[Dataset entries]

* * * * * * *

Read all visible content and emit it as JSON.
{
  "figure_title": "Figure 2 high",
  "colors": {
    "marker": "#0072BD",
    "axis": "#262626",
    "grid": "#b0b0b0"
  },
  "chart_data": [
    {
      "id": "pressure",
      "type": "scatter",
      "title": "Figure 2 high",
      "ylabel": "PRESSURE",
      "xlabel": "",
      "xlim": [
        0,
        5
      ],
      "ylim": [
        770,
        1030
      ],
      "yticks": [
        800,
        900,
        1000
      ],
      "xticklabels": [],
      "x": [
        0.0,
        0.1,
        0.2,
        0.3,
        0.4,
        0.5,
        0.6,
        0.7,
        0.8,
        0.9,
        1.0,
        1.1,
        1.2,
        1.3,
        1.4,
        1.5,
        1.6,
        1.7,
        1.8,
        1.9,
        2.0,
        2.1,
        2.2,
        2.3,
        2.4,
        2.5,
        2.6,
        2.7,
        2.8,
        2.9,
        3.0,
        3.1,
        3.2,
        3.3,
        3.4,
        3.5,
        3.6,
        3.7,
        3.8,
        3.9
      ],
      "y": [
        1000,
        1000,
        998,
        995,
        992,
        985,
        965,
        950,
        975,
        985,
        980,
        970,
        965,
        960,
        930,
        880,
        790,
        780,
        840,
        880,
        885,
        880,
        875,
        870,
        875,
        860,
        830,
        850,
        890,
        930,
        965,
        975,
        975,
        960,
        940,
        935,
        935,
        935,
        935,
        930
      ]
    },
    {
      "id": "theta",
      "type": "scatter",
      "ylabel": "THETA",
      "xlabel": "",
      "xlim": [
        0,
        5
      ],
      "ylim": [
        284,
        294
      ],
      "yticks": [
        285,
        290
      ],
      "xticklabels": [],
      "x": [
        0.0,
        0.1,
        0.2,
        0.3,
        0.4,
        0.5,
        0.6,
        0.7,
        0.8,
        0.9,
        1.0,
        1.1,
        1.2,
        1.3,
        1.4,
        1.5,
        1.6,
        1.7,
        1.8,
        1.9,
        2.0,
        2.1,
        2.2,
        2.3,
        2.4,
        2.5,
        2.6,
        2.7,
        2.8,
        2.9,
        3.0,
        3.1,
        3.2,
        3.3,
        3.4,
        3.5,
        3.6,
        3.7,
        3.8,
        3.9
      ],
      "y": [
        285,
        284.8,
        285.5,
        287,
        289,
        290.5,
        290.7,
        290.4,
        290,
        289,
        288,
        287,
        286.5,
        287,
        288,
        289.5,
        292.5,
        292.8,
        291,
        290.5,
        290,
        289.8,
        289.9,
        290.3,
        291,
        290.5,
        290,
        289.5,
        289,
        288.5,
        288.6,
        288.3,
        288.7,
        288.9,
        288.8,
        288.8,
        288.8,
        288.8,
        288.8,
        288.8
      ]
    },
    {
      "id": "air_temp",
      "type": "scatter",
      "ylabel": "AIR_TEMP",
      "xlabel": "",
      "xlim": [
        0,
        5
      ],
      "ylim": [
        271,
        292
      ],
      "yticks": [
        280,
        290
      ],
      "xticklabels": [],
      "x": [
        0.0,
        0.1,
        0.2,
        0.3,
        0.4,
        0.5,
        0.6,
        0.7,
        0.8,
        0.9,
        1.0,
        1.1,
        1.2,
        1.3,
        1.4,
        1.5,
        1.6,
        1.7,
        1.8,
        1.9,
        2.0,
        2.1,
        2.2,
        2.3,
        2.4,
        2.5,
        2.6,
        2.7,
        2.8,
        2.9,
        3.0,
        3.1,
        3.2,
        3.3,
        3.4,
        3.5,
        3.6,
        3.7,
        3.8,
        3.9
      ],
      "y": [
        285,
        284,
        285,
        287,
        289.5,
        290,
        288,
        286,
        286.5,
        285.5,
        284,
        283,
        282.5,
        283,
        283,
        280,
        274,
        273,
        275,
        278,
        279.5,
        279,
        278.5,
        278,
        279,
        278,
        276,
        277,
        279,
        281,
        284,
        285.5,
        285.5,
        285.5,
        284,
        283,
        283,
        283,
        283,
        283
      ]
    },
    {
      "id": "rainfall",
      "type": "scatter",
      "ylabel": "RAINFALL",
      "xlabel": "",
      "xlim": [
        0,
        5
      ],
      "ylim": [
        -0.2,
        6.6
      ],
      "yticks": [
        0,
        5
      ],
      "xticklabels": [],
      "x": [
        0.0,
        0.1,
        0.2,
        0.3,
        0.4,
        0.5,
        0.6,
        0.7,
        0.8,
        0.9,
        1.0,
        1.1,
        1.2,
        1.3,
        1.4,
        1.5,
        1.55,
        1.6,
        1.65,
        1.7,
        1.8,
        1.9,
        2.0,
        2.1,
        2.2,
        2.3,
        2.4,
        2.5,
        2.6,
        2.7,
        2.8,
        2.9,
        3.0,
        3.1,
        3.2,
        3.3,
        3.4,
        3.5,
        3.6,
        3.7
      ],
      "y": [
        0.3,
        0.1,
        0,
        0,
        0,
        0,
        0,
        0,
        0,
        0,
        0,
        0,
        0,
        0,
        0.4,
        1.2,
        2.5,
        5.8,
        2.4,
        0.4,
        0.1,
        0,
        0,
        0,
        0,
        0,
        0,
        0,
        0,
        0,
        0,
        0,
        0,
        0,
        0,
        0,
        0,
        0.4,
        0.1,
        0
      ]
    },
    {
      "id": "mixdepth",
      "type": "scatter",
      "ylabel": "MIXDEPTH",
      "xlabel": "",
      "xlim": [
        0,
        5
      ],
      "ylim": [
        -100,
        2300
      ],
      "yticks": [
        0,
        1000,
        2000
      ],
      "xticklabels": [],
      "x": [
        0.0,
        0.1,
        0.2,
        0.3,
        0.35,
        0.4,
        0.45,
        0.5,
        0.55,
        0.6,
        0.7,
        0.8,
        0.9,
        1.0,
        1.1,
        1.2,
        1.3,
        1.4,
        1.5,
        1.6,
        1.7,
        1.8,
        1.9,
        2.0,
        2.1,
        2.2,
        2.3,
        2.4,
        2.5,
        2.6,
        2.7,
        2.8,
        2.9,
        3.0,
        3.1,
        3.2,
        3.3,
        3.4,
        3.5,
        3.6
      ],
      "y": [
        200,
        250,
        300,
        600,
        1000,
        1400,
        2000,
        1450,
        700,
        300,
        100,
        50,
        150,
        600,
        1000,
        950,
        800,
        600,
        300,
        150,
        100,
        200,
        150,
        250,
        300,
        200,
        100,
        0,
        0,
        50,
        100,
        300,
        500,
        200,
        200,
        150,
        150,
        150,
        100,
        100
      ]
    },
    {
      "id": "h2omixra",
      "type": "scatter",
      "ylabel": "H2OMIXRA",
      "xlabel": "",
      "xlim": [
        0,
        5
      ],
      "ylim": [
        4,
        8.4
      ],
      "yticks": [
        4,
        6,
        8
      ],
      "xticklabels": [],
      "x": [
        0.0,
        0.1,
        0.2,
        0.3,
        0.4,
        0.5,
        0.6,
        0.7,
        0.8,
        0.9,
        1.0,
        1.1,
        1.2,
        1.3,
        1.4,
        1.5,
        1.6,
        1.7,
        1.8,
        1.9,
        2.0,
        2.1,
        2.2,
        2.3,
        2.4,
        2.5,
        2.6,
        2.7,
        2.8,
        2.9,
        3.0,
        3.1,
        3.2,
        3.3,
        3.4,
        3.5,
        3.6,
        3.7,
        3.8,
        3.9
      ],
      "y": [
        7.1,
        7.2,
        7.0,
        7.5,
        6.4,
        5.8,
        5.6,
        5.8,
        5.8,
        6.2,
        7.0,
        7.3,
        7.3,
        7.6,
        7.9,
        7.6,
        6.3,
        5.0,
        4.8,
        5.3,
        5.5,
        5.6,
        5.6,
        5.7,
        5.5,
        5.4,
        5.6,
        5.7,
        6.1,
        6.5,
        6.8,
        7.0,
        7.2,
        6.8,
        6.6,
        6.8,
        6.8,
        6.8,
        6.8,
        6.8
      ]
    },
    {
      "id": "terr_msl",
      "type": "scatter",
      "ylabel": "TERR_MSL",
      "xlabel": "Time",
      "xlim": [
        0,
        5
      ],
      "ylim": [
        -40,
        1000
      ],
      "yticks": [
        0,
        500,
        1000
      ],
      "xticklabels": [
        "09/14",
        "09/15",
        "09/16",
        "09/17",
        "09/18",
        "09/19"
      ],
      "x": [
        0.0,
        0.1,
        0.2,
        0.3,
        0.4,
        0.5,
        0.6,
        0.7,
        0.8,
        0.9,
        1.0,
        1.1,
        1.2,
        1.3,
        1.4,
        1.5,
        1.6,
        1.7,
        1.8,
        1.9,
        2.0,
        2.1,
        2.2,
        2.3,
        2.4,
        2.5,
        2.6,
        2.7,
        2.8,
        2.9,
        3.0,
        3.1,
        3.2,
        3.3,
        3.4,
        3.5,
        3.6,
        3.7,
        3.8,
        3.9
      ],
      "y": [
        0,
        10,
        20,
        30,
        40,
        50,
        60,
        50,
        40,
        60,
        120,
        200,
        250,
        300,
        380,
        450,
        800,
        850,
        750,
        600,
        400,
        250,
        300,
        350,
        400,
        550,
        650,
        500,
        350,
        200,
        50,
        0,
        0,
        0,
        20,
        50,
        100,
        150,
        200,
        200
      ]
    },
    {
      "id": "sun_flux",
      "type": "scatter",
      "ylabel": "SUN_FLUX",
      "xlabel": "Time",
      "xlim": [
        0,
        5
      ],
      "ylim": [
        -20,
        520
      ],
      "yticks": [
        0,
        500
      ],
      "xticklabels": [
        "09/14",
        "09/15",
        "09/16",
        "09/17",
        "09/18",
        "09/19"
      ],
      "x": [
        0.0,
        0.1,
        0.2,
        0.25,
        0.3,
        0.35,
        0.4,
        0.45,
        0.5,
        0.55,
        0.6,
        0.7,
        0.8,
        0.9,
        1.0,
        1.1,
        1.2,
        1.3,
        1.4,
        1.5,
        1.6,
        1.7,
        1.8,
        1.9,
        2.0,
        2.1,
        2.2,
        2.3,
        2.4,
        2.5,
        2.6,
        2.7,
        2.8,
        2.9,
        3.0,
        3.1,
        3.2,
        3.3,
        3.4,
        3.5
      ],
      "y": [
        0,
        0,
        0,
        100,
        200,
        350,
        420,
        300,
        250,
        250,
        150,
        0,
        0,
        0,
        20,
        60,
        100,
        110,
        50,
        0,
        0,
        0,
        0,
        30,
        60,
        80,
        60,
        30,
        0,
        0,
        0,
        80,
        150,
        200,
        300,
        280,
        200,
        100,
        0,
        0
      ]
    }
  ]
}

* * * * * * *

» Direction:
Give the count of lines holding the word "ylabel", with no other words.

» Solution to this exercise:
8